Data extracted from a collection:
====

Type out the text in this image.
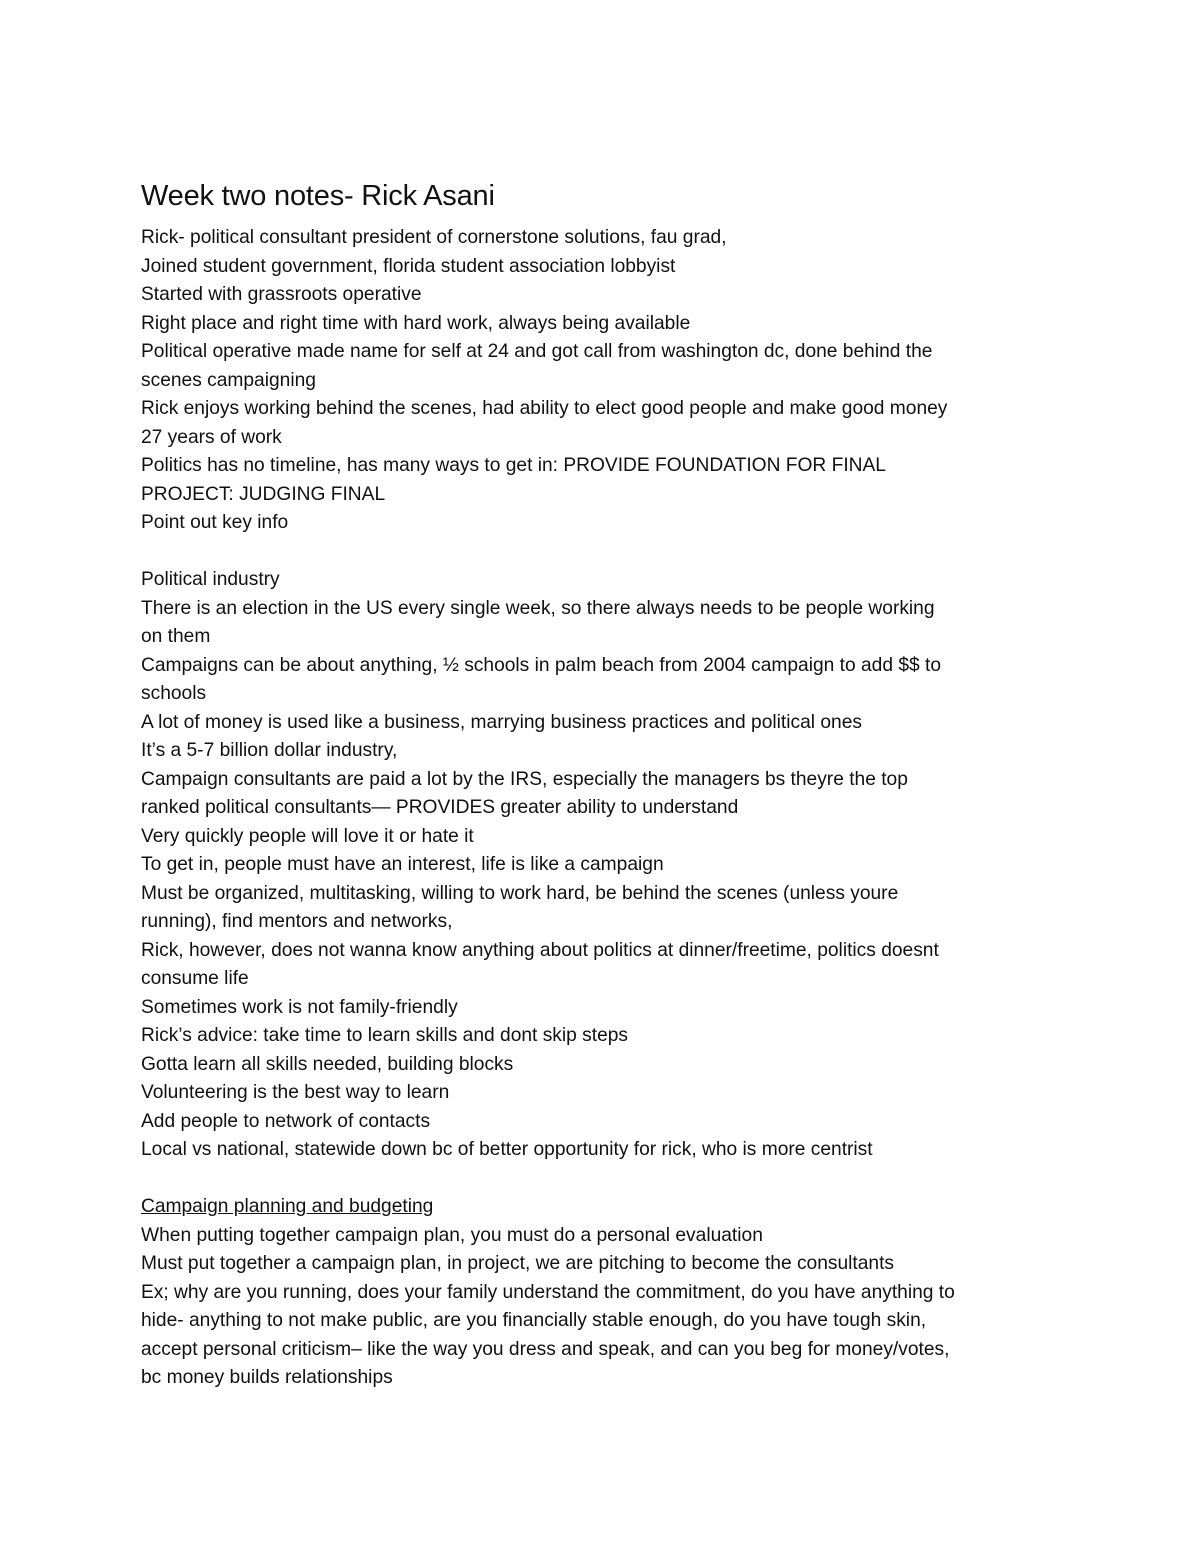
Week two notes- Rick Asani

Rick- political consultant president of cornerstone solutions, fau grad,

Joined student government, florida student association lobbyist

Started with grassroots operative

Right place and right time with hard work, always being available

Political operative made name for self at 24 and got call from washington dc, done behind the

scenes campaigning

Rick enjoys working behind the scenes, had ability to elect good people and make good money

27 years of work

Politics has no timeline, has many ways to get in: PROVIDE FOUNDATION FOR FINAL

PROJECT: JUDGING FINAL

Point out key info

Political industry

There is an election in the US every single week, so there always needs to be people working

on them

Campaigns can be about anything, ½ schools in palm beach from 2004 campaign to add $$ to

schools

A lot of money is used like a business, marrying business practices and political ones

It’s a 5-7 billion dollar industry,

Campaign consultants are paid a lot by the IRS, especially the managers bs theyre the top

ranked political consultants— PROVIDES greater ability to understand

Very quickly people will love it or hate it

To get in, people must have an interest, life is like a campaign

Must be organized, multitasking, willing to work hard, be behind the scenes (unless youre

running), find mentors and networks,

Rick, however, does not wanna know anything about politics at dinner/freetime, politics doesnt

consume life

Sometimes work is not family-friendly

Rick’s advice: take time to learn skills and dont skip steps

Gotta learn all skills needed, building blocks

Volunteering is the best way to learn

Add people to network of contacts

Local vs national, statewide down bc of better opportunity for rick, who is more centrist

Campaign planning and budgeting

When putting together campaign plan, you must do a personal evaluation

Must put together a campaign plan, in project, we are pitching to become the consultants

Ex; why are you running, does your family understand the commitment, do you have anything to

hide- anything to not make public, are you financially stable enough, do you have tough skin,

accept personal criticism– like the way you dress and speak, and can you beg for money/votes,

bc money builds relationships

====

All of the lines above should be printed exactly, minus the pictures.

> **RESPONSE BELOW**
Type out the text in this image.
Week two notes- Rick Asani

Rick- political consultant president of cornerstone solutions, fau grad,

Joined student government, florida student association lobbyist

Started with grassroots operative

Right place and right time with hard work, always being available

Political operative made name for self at 24 and got call from washington dc, done behind the

scenes campaigning

Rick enjoys working behind the scenes, had ability to elect good people and make good money

27 years of work

Politics has no timeline, has many ways to get in: PROVIDE FOUNDATION FOR FINAL

PROJECT: JUDGING FINAL

Point out key info

Political industry

There is an election in the US every single week, so there always needs to be people working

on them

Campaigns can be about anything, ½ schools in palm beach from 2004 campaign to add $$ to

schools

A lot of money is used like a business, marrying business practices and political ones

It’s a 5-7 billion dollar industry,

Campaign consultants are paid a lot by the IRS, especially the managers bs theyre the top

ranked political consultants— PROVIDES greater ability to understand

Very quickly people will love it or hate it

To get in, people must have an interest, life is like a campaign

Must be organized, multitasking, willing to work hard, be behind the scenes (unless youre

running), find mentors and networks,

Rick, however, does not wanna know anything about politics at dinner/freetime, politics doesnt

consume life

Sometimes work is not family-friendly

Rick’s advice: take time to learn skills and dont skip steps

Gotta learn all skills needed, building blocks

Volunteering is the best way to learn

Add people to network of contacts

Local vs national, statewide down bc of better opportunity for rick, who is more centrist

Campaign planning and budgeting

When putting together campaign plan, you must do a personal evaluation

Must put together a campaign plan, in project, we are pitching to become the consultants

Ex; why are you running, does your family understand the commitment, do you have anything to

hide- anything to not make public, are you financially stable enough, do you have tough skin,

accept personal criticism– like the way you dress and speak, and can you beg for money/votes,

bc money builds relationships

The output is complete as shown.